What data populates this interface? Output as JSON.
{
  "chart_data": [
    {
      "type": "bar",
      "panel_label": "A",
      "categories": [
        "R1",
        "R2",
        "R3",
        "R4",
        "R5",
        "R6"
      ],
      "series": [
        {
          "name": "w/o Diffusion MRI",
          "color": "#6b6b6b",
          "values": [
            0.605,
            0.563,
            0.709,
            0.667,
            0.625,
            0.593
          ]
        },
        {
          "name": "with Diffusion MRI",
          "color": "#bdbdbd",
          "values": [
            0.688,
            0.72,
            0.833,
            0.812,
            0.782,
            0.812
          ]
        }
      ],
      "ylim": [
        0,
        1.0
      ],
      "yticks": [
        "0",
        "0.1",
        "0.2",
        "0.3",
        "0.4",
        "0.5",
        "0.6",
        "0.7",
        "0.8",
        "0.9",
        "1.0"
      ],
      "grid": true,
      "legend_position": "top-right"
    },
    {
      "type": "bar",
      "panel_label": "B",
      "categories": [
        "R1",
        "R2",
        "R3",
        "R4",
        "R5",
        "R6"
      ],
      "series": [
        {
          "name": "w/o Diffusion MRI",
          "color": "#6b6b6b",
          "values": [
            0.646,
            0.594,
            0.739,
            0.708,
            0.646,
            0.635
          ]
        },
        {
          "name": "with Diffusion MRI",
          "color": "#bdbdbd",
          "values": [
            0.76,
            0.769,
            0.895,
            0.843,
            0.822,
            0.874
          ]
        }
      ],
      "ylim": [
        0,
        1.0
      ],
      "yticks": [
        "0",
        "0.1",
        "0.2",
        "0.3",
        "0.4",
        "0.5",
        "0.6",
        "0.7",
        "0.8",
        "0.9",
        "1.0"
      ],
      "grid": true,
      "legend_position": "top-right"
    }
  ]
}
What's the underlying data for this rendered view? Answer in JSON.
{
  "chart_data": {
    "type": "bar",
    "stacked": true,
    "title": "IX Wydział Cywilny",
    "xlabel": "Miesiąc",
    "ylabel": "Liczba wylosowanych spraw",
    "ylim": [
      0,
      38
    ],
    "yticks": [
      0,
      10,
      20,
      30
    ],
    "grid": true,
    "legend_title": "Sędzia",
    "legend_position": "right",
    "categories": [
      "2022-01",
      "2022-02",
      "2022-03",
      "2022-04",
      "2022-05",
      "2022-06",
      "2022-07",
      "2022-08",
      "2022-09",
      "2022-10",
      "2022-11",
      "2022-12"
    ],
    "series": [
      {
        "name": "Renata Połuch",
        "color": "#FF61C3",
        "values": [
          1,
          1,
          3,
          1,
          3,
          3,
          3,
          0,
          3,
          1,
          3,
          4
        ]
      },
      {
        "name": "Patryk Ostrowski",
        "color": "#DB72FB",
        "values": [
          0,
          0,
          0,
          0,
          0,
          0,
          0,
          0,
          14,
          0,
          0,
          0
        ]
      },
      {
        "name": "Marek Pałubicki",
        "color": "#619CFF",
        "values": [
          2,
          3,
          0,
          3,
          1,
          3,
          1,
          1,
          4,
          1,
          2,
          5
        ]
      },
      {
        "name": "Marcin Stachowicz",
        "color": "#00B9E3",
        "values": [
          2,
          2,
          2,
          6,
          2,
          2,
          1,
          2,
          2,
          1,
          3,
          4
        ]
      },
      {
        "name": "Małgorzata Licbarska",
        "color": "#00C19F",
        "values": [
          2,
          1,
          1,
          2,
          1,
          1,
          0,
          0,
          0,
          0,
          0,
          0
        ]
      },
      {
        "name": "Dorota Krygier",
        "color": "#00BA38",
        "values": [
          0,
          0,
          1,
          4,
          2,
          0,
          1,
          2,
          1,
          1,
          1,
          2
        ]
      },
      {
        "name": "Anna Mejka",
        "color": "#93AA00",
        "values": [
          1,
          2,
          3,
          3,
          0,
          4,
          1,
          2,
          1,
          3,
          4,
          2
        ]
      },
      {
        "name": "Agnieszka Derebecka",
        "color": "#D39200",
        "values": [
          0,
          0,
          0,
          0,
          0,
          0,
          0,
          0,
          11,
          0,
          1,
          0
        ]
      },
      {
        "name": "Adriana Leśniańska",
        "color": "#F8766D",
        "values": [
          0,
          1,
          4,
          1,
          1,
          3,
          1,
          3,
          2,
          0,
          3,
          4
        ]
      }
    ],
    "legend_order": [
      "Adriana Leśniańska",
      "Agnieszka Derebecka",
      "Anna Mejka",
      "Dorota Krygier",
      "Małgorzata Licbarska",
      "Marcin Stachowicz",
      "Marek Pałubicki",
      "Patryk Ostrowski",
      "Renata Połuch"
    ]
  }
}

☆ ☆ ☆ ☆

Tally the lines in this data that hold the word "JSON" and state only the count.

**Task answer:**
2